─── Material shown
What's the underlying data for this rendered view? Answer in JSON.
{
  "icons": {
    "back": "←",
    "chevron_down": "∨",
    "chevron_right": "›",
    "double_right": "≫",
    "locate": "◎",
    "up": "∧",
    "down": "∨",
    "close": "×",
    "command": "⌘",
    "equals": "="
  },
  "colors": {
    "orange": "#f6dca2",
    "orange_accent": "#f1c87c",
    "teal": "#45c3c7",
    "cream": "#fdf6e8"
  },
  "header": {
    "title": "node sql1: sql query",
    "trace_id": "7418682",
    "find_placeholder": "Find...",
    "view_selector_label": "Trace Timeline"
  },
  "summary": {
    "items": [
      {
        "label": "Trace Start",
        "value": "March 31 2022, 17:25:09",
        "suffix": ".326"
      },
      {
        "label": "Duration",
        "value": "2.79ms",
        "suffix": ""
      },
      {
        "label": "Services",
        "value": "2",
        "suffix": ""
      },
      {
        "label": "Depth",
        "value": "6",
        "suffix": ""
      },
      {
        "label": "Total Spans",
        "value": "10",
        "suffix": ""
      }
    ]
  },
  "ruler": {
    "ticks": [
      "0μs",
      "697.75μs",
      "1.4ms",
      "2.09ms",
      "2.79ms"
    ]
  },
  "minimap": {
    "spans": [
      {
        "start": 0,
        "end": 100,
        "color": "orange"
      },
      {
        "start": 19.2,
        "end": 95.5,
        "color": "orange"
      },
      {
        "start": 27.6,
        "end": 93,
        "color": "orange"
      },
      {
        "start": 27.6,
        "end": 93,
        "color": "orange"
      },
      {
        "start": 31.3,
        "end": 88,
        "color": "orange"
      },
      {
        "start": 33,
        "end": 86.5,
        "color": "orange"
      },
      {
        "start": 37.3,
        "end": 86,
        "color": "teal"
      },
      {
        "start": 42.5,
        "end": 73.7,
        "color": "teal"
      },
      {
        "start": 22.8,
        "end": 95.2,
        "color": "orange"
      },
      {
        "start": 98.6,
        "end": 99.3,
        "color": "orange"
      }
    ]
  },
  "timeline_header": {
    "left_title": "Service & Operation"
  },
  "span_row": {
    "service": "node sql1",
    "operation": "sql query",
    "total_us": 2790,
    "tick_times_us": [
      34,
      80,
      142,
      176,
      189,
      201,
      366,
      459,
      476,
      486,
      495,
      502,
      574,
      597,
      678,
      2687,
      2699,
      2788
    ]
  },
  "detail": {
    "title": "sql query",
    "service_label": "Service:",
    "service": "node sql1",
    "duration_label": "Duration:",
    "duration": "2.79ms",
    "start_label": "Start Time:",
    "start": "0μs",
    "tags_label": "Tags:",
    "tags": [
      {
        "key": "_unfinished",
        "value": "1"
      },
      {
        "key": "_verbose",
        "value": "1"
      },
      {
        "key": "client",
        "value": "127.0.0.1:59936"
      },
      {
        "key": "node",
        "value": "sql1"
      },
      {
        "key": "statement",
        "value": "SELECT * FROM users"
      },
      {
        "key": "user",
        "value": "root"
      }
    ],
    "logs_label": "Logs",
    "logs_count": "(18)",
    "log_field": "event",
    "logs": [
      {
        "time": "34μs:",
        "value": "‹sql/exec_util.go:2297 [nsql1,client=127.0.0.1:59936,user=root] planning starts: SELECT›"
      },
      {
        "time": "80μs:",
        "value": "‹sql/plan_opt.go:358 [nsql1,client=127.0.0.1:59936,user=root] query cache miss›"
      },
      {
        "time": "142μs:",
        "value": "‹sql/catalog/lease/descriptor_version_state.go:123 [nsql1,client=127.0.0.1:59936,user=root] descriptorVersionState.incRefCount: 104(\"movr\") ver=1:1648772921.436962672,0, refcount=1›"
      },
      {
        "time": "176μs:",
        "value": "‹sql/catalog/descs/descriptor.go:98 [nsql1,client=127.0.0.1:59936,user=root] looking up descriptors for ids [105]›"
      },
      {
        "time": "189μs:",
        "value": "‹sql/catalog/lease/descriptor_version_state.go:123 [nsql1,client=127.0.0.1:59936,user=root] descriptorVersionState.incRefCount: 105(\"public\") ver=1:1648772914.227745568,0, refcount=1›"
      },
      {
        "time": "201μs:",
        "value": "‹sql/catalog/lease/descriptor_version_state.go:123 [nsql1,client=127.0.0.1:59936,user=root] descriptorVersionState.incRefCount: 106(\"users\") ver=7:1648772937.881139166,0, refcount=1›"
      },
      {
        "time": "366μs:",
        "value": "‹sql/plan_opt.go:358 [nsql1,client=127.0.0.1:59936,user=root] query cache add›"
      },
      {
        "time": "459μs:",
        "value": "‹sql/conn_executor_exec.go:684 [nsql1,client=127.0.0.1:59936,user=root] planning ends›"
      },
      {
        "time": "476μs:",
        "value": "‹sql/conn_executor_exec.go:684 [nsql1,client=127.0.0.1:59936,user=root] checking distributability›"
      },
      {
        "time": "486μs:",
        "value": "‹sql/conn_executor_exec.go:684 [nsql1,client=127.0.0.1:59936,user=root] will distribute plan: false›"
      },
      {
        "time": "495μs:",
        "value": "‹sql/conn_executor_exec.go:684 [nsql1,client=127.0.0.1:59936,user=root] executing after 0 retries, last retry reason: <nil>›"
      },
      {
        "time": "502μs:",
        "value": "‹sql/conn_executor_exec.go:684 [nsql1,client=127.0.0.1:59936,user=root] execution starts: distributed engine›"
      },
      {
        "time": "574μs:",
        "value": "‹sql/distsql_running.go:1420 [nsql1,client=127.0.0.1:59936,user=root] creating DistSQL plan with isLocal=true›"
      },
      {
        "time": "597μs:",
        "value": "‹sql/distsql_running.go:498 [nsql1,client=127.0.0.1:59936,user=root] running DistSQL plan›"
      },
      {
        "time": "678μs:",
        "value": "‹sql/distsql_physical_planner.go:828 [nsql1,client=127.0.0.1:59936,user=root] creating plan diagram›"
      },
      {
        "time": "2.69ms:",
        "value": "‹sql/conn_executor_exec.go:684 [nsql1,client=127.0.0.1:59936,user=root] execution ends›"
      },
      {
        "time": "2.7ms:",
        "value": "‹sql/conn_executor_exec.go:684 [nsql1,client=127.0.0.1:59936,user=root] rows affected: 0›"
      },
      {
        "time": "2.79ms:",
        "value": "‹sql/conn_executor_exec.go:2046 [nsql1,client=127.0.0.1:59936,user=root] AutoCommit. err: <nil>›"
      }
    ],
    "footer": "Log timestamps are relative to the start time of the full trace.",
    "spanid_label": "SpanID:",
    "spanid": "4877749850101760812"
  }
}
──────
[The problem] Select all lines in the listing above where the word "query" appears, and show them.

[Result of this task]
    "title": "node sql1: sql query",
    "operation": "sql query",
    "title": "sql query",
        "value": "‹sql/plan_opt.go:358 [nsql1,client=127.0.0.1:59936,user=root] query cache miss›"
        "value": "‹sql/plan_opt.go:358 [nsql1,client=127.0.0.1:59936,user=root] query cache add›"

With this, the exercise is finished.